YOUR OBJECTIVE> Count every line in the following entries where the word "JSON" appears. Give the count alone.

#####

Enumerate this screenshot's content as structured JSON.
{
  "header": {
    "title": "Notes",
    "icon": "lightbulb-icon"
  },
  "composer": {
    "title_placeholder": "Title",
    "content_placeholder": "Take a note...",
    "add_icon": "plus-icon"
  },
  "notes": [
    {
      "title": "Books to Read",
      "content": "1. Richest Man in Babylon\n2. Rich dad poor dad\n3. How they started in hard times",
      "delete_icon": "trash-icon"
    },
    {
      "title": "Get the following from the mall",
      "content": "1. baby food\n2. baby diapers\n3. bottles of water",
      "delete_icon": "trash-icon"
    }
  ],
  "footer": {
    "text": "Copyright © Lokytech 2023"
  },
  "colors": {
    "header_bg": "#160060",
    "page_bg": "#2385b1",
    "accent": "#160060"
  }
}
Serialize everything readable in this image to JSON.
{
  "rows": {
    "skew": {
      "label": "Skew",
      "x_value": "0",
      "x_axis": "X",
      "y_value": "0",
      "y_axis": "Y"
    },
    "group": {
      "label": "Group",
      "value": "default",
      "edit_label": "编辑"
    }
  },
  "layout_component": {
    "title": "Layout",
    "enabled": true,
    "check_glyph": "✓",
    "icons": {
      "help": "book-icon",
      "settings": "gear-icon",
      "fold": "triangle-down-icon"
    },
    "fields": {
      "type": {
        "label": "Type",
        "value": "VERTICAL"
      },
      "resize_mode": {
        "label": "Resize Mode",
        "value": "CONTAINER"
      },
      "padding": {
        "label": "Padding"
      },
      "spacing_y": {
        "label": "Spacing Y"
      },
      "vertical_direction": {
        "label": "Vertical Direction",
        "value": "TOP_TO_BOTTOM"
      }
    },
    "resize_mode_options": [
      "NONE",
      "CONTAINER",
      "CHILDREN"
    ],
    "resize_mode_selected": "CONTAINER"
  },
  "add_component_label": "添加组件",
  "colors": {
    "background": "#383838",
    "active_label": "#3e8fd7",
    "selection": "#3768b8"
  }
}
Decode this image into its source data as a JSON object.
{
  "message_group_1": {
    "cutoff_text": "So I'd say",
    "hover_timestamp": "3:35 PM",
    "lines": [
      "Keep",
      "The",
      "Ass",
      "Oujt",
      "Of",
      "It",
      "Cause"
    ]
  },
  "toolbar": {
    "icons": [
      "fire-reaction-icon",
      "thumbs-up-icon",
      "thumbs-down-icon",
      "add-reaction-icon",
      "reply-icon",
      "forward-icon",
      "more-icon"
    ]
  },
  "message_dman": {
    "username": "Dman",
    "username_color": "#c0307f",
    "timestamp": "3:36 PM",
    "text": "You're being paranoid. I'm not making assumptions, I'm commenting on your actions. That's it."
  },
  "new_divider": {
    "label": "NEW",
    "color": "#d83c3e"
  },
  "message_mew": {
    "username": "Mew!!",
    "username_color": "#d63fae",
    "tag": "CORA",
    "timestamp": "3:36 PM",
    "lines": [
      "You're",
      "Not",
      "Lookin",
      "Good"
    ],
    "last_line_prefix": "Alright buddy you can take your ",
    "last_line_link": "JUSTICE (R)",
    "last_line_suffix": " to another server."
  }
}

#####

SOLUTION> 3